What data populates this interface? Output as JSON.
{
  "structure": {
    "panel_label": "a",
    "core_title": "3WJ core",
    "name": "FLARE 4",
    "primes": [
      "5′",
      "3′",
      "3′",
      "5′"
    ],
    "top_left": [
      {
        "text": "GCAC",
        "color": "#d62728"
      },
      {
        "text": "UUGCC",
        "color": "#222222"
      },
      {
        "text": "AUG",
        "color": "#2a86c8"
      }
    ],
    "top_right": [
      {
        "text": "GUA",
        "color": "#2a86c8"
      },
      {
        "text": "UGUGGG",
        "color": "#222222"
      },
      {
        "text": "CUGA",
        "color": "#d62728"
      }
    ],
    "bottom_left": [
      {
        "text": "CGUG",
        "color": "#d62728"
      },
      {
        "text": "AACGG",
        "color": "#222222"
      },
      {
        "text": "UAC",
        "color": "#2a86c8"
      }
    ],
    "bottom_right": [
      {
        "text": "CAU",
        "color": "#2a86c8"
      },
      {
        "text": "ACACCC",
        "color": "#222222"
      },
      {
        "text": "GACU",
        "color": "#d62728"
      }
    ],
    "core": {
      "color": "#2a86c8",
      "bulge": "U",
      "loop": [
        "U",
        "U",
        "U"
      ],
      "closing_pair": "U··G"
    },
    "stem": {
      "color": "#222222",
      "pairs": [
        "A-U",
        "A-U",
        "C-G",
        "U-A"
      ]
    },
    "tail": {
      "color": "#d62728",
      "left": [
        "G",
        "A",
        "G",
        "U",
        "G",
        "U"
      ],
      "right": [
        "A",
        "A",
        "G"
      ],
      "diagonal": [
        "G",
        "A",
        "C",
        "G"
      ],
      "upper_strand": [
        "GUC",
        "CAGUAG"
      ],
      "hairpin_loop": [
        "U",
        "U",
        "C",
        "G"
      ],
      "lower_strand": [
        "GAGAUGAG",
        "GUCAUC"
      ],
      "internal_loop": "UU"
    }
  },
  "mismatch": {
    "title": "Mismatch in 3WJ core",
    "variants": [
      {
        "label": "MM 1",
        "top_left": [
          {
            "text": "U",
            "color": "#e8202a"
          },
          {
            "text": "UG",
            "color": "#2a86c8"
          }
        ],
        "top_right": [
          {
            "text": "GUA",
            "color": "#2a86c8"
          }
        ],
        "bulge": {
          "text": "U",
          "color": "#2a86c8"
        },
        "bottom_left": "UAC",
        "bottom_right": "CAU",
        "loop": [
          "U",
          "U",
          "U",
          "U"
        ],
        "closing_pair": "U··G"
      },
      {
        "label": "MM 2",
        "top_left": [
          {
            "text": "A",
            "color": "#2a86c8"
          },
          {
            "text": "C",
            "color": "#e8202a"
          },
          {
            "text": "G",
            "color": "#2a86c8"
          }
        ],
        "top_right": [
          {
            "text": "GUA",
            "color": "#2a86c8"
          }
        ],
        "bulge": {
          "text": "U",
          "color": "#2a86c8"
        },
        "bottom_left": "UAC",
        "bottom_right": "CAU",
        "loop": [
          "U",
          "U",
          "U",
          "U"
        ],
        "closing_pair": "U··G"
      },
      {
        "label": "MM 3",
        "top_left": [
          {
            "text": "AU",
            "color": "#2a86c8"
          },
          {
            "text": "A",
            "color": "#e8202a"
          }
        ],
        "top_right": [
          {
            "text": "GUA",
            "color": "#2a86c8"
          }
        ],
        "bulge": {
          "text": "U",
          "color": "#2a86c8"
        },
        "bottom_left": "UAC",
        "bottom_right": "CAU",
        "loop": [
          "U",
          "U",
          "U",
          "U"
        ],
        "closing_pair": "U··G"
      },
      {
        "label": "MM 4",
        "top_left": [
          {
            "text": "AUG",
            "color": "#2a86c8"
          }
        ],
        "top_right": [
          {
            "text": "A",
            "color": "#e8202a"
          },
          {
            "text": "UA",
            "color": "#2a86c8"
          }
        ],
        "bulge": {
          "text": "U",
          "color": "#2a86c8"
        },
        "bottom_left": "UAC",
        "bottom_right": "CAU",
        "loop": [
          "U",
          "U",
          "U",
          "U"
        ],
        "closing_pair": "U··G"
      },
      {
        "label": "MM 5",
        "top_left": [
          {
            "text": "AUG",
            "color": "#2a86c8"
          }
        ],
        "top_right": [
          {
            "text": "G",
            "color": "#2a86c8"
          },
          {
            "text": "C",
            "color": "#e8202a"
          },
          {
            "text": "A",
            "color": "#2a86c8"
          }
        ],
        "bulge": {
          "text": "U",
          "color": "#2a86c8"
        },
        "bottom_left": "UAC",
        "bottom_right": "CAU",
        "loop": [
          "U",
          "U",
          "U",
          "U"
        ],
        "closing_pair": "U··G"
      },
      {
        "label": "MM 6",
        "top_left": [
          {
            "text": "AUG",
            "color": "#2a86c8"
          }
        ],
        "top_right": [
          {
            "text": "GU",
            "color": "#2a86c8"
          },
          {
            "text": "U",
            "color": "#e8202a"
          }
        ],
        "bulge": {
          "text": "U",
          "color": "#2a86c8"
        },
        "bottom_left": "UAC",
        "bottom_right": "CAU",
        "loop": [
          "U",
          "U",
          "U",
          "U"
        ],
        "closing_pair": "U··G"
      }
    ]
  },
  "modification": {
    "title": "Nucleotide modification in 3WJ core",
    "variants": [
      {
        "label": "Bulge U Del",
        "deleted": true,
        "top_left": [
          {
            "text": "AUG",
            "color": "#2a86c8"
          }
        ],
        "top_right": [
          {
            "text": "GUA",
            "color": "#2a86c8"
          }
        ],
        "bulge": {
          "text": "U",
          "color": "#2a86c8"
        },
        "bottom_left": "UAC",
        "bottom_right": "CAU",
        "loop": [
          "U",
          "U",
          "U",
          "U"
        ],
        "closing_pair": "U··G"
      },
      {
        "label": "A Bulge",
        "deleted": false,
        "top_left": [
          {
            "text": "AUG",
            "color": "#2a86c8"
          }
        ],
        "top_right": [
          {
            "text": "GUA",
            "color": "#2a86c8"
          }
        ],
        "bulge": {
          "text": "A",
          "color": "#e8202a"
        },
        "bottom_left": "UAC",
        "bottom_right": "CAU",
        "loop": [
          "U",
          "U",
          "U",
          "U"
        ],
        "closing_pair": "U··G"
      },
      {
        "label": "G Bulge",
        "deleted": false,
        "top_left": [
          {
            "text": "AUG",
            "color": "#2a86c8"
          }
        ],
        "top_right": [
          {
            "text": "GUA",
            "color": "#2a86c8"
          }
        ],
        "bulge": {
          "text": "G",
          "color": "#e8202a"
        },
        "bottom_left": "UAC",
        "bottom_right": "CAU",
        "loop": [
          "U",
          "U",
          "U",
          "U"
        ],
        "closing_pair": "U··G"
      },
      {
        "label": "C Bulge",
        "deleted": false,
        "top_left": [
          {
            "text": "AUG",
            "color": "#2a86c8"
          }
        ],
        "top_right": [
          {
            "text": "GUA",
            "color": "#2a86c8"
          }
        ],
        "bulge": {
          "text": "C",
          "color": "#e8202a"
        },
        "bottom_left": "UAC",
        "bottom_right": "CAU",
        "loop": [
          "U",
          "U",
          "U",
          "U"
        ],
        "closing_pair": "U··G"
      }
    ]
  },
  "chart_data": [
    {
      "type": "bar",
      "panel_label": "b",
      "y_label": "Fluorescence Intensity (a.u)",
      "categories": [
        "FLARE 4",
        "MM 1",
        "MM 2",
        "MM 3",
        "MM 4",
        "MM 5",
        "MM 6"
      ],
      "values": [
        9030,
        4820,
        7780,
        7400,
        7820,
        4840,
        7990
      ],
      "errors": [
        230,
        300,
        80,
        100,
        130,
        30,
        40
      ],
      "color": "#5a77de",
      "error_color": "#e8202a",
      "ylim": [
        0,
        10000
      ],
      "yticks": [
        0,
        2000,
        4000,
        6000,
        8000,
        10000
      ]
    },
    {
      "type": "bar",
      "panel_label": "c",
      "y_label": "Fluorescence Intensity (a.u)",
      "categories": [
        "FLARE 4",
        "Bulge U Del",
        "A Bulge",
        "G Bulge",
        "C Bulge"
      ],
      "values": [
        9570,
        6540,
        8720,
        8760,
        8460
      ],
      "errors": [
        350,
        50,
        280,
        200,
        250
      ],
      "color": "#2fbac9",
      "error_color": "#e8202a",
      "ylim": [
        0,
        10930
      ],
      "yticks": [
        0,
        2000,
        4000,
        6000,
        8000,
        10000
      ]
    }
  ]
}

------

Requirement → Select and copy every line of the listing with the word "core".

Exercise answer →
    "core_title": "3WJ core",
    "core": {
    "title": "Mismatch in 3WJ core",
    "title": "Nucleotide modification in 3WJ core",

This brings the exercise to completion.